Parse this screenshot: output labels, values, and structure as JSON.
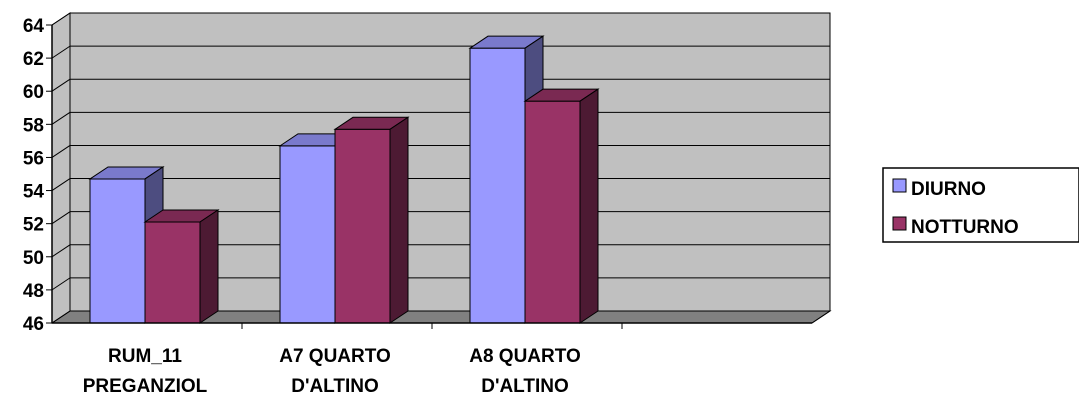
{
  "chart_data": {
    "type": "bar",
    "title": "",
    "xlabel": "",
    "ylabel": "",
    "categories": [
      [
        "RUM_11",
        "PREGANZIOL"
      ],
      [
        "A7 QUARTO",
        "D'ALTINO"
      ],
      [
        "A8 QUARTO",
        "D'ALTINO"
      ]
    ],
    "series": [
      {
        "name": "DIURNO",
        "values": [
          54.7,
          56.7,
          62.6
        ],
        "color": "#9999FF",
        "side_color": "#4D4D80",
        "top_color": "#7A7ACC"
      },
      {
        "name": "NOTTURNO",
        "values": [
          52.1,
          57.7,
          59.4
        ],
        "color": "#993366",
        "side_color": "#4D1A33",
        "top_color": "#7A2952"
      }
    ],
    "ylim": [
      46,
      64
    ],
    "yticks": [
      "46",
      "48",
      "50",
      "52",
      "54",
      "56",
      "58",
      "60",
      "62",
      "64"
    ],
    "grid": true,
    "legend": "right",
    "plot_colors": {
      "wall": "#C0C0C0",
      "floor": "#808080",
      "grid": "#000000"
    }
  }
}
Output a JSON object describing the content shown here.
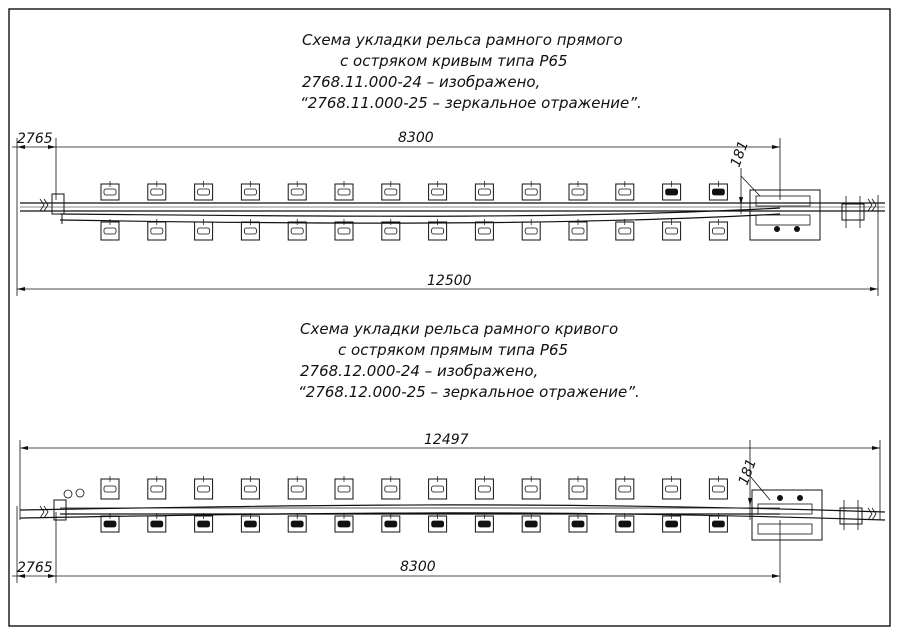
{
  "scheme_1": {
    "title_lines": [
      "Схема укладки рельса рамного прямого",
      "с остряком кривым типа Р65",
      "2768.11.000-24      – изображено,",
      "“2768.11.000-25 – зеркальное отражение”."
    ],
    "dimensions": {
      "offset": "2765",
      "span": "8300",
      "total": "12500",
      "gap": "181"
    }
  },
  "scheme_2": {
    "title_lines": [
      "Схема укладки рельса рамного кривого",
      "с остряком прямым типа Р65",
      "2768.12.000-24   – изображено,",
      "“2768.12.000-25 – зеркальное отражение”."
    ],
    "dimensions": {
      "total": "12497",
      "gap": "181",
      "offset": "2765",
      "span": "8300"
    }
  }
}
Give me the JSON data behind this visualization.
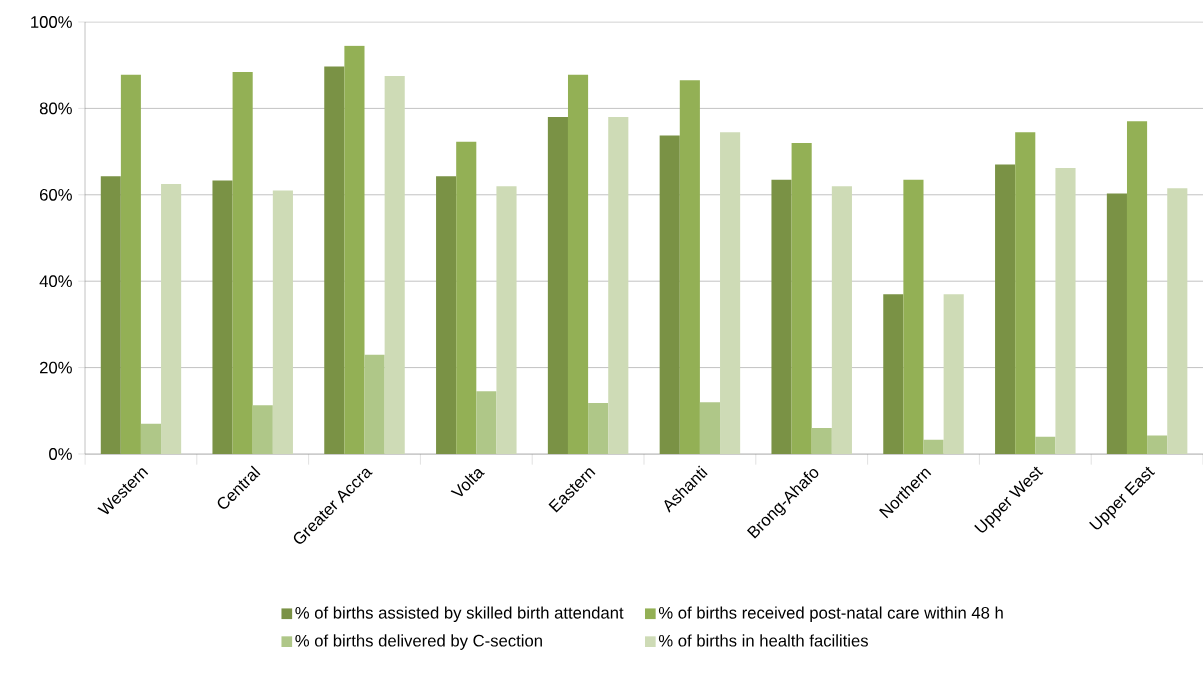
{
  "chart_data": {
    "type": "bar",
    "categories": [
      "Western",
      "Central",
      "Greater Accra",
      "Volta",
      "Eastern",
      "Ashanti",
      "Brong-Ahafo",
      "Northern",
      "Upper West",
      "Upper East"
    ],
    "series": [
      {
        "name": "% of births assisted by skilled birth attendant",
        "color": "#7a9245",
        "values": [
          64.3,
          63.3,
          89.7,
          64.3,
          78,
          73.7,
          63.5,
          37,
          67,
          60.3
        ]
      },
      {
        "name": "% of births received post-natal care within 48 h",
        "color": "#93b055",
        "values": [
          87.8,
          88.4,
          94.5,
          72.3,
          87.8,
          86.5,
          72,
          63.5,
          74.5,
          77
        ]
      },
      {
        "name": "% of births delivered by C-section",
        "color": "#afc788",
        "values": [
          7,
          11.3,
          23,
          14.5,
          11.8,
          12,
          6,
          3.3,
          4,
          4.3
        ]
      },
      {
        "name": "% of births in health facilities",
        "color": "#cedbb6",
        "values": [
          62.5,
          61,
          87.5,
          62,
          78,
          74.5,
          62,
          37,
          66.2,
          61.5
        ]
      }
    ],
    "ylim": [
      0,
      100
    ],
    "yticks": [
      {
        "value": 0,
        "label": "0%"
      },
      {
        "value": 20,
        "label": "20%"
      },
      {
        "value": 40,
        "label": "40%"
      },
      {
        "value": 60,
        "label": "60%"
      },
      {
        "value": 80,
        "label": "80%"
      },
      {
        "value": 100,
        "label": "100%"
      }
    ],
    "grid": "y",
    "legend": "bottom"
  }
}
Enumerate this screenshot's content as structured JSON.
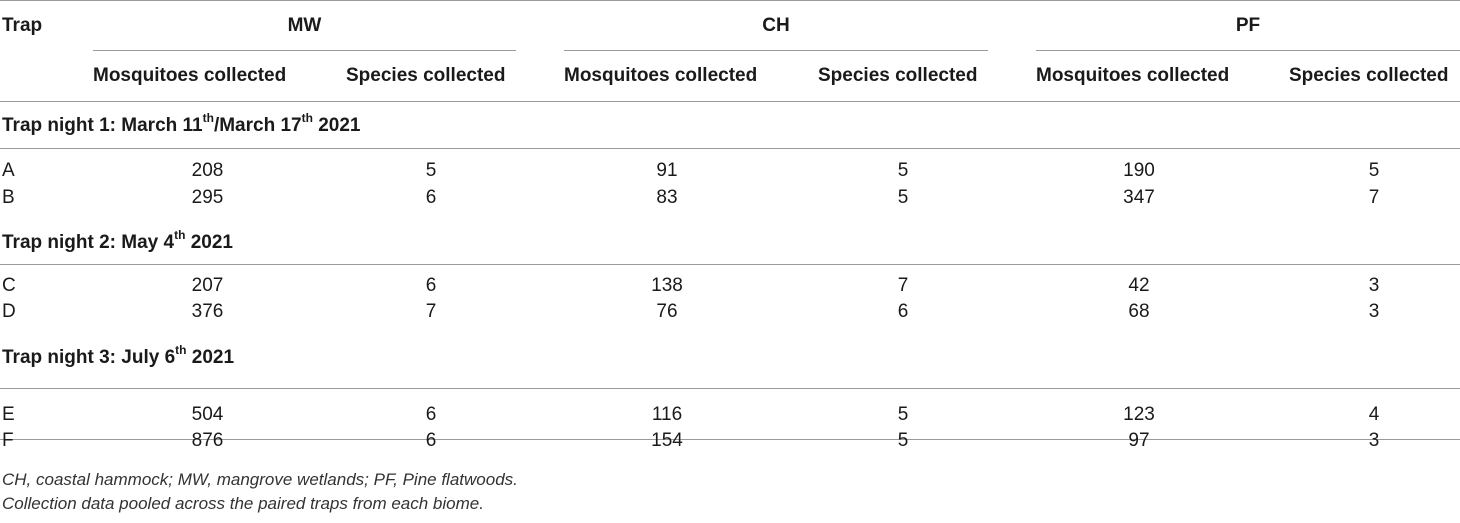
{
  "header": {
    "trap_label": "Trap",
    "biomes": [
      "MW",
      "CH",
      "PF"
    ],
    "sub_mosquitoes": "Mosquitoes collected",
    "sub_species": "Species collected"
  },
  "groups": [
    {
      "title_pre": "Trap night 1: March 11",
      "title_sup1": "th",
      "title_mid": "/March 17",
      "title_sup2": "th",
      "title_post": " 2021",
      "rows": [
        {
          "trap": "A",
          "mw_m": "208",
          "mw_s": "5",
          "ch_m": "91",
          "ch_s": "5",
          "pf_m": "190",
          "pf_s": "5"
        },
        {
          "trap": "B",
          "mw_m": "295",
          "mw_s": "6",
          "ch_m": "83",
          "ch_s": "5",
          "pf_m": "347",
          "pf_s": "7"
        }
      ]
    },
    {
      "title_pre": "Trap night 2: May 4",
      "title_sup1": "th",
      "title_post": " 2021",
      "rows": [
        {
          "trap": "C",
          "mw_m": "207",
          "mw_s": "6",
          "ch_m": "138",
          "ch_s": "7",
          "pf_m": "42",
          "pf_s": "3"
        },
        {
          "trap": "D",
          "mw_m": "376",
          "mw_s": "7",
          "ch_m": "76",
          "ch_s": "6",
          "pf_m": "68",
          "pf_s": "3"
        }
      ]
    },
    {
      "title_pre": "Trap night 3: July 6",
      "title_sup1": "th",
      "title_post": " 2021",
      "rows": [
        {
          "trap": "E",
          "mw_m": "504",
          "mw_s": "6",
          "ch_m": "116",
          "ch_s": "5",
          "pf_m": "123",
          "pf_s": "4"
        },
        {
          "trap": "F",
          "mw_m": "876",
          "mw_s": "6",
          "ch_m": "154",
          "ch_s": "5",
          "pf_m": "97",
          "pf_s": "3"
        }
      ]
    }
  ],
  "footnotes": [
    "CH, coastal hammock; MW, mangrove wetlands; PF, Pine flatwoods.",
    "Collection data pooled across the paired traps from each biome."
  ]
}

DIRECTION:
Without including the pictures, return each record above exactly as it stands.

SOLVED EXERCISE:
Parse this screenshot: output labels, values, and structure as JSON.
{
  "chart_data": {
    "type": "bar",
    "title": "",
    "xlabel": "",
    "ylabel": "",
    "categories": [
      [
        "RUM_11",
        "PREGANZIOL"
      ],
      [
        "A7 QUARTO",
        "D'ALTINO"
      ],
      [
        "A8 QUARTO",
        "D'ALTINO"
      ]
    ],
    "series": [
      {
        "name": "DIURNO",
        "values": [
          54.7,
          56.7,
          62.6
        ],
        "color": "#9999FF",
        "side_color": "#4D4D80",
        "top_color": "#7A7ACC"
      },
      {
        "name": "NOTTURNO",
        "values": [
          52.1,
          57.7,
          59.4
        ],
        "color": "#993366",
        "side_color": "#4D1A33",
        "top_color": "#7A2952"
      }
    ],
    "ylim": [
      46,
      64
    ],
    "yticks": [
      "46",
      "48",
      "50",
      "52",
      "54",
      "56",
      "58",
      "60",
      "62",
      "64"
    ],
    "grid": true,
    "legend": "right",
    "plot_colors": {
      "wall": "#C0C0C0",
      "floor": "#808080",
      "grid": "#000000"
    }
  }
}
Output a JSON object describing the content shown here.
{
  "scheme_1": {
    "title_lines": [
      "Схема укладки рельса рамного прямого",
      "с остряком кривым типа Р65",
      "2768.11.000-24      – изображено,",
      "“2768.11.000-25 – зеркальное отражение”."
    ],
    "dimensions": {
      "offset": "2765",
      "span": "8300",
      "total": "12500",
      "gap": "181"
    }
  },
  "scheme_2": {
    "title_lines": [
      "Схема укладки рельса рамного кривого",
      "с остряком прямым типа Р65",
      "2768.12.000-24   – изображено,",
      "“2768.12.000-25 – зеркальное отражение”."
    ],
    "dimensions": {
      "total": "12497",
      "gap": "181",
      "offset": "2765",
      "span": "8300"
    }
  }
}
Give me the JSON data behind this visualization.
{
  "chart_data": {
    "type": "bar",
    "categories": [
      "Western",
      "Central",
      "Greater Accra",
      "Volta",
      "Eastern",
      "Ashanti",
      "Brong-Ahafo",
      "Northern",
      "Upper West",
      "Upper East"
    ],
    "series": [
      {
        "name": "% of births assisted by skilled birth attendant",
        "color": "#7a9245",
        "values": [
          64.3,
          63.3,
          89.7,
          64.3,
          78,
          73.7,
          63.5,
          37,
          67,
          60.3
        ]
      },
      {
        "name": "% of births received post-natal care within 48 h",
        "color": "#93b055",
        "values": [
          87.8,
          88.4,
          94.5,
          72.3,
          87.8,
          86.5,
          72,
          63.5,
          74.5,
          77
        ]
      },
      {
        "name": "% of births delivered by C-section",
        "color": "#afc788",
        "values": [
          7,
          11.3,
          23,
          14.5,
          11.8,
          12,
          6,
          3.3,
          4,
          4.3
        ]
      },
      {
        "name": "% of births in health facilities",
        "color": "#cedbb6",
        "values": [
          62.5,
          61,
          87.5,
          62,
          78,
          74.5,
          62,
          37,
          66.2,
          61.5
        ]
      }
    ],
    "ylim": [
      0,
      100
    ],
    "yticks": [
      {
        "value": 0,
        "label": "0%"
      },
      {
        "value": 20,
        "label": "20%"
      },
      {
        "value": 40,
        "label": "40%"
      },
      {
        "value": 60,
        "label": "60%"
      },
      {
        "value": 80,
        "label": "80%"
      },
      {
        "value": 100,
        "label": "100%"
      }
    ],
    "grid": "y",
    "legend": "bottom"
  }
}
Enumerate this screenshot's content as structured JSON.
{
  "header": {
    "trap_label": "Trap",
    "biomes": [
      "MW",
      "CH",
      "PF"
    ],
    "sub_mosquitoes": "Mosquitoes collected",
    "sub_species": "Species collected"
  },
  "groups": [
    {
      "title_pre": "Trap night 1: March 11",
      "title_sup1": "th",
      "title_mid": "/March 17",
      "title_sup2": "th",
      "title_post": " 2021",
      "rows": [
        {
          "trap": "A",
          "mw_m": "208",
          "mw_s": "5",
          "ch_m": "91",
          "ch_s": "5",
          "pf_m": "190",
          "pf_s": "5"
        },
        {
          "trap": "B",
          "mw_m": "295",
          "mw_s": "6",
          "ch_m": "83",
          "ch_s": "5",
          "pf_m": "347",
          "pf_s": "7"
        }
      ]
    },
    {
      "title_pre": "Trap night 2: May 4",
      "title_sup1": "th",
      "title_post": " 2021",
      "rows": [
        {
          "trap": "C",
          "mw_m": "207",
          "mw_s": "6",
          "ch_m": "138",
          "ch_s": "7",
          "pf_m": "42",
          "pf_s": "3"
        },
        {
          "trap": "D",
          "mw_m": "376",
          "mw_s": "7",
          "ch_m": "76",
          "ch_s": "6",
          "pf_m": "68",
          "pf_s": "3"
        }
      ]
    },
    {
      "title_pre": "Trap night 3: July 6",
      "title_sup1": "th",
      "title_post": " 2021",
      "rows": [
        {
          "trap": "E",
          "mw_m": "504",
          "mw_s": "6",
          "ch_m": "116",
          "ch_s": "5",
          "pf_m": "123",
          "pf_s": "4"
        },
        {
          "trap": "F",
          "mw_m": "876",
          "mw_s": "6",
          "ch_m": "154",
          "ch_s": "5",
          "pf_m": "97",
          "pf_s": "3"
        }
      ]
    }
  ],
  "footnotes": [
    "CH, coastal hammock; MW, mangrove wetlands; PF, Pine flatwoods.",
    "Collection data pooled across the paired traps from each biome."
  ]
}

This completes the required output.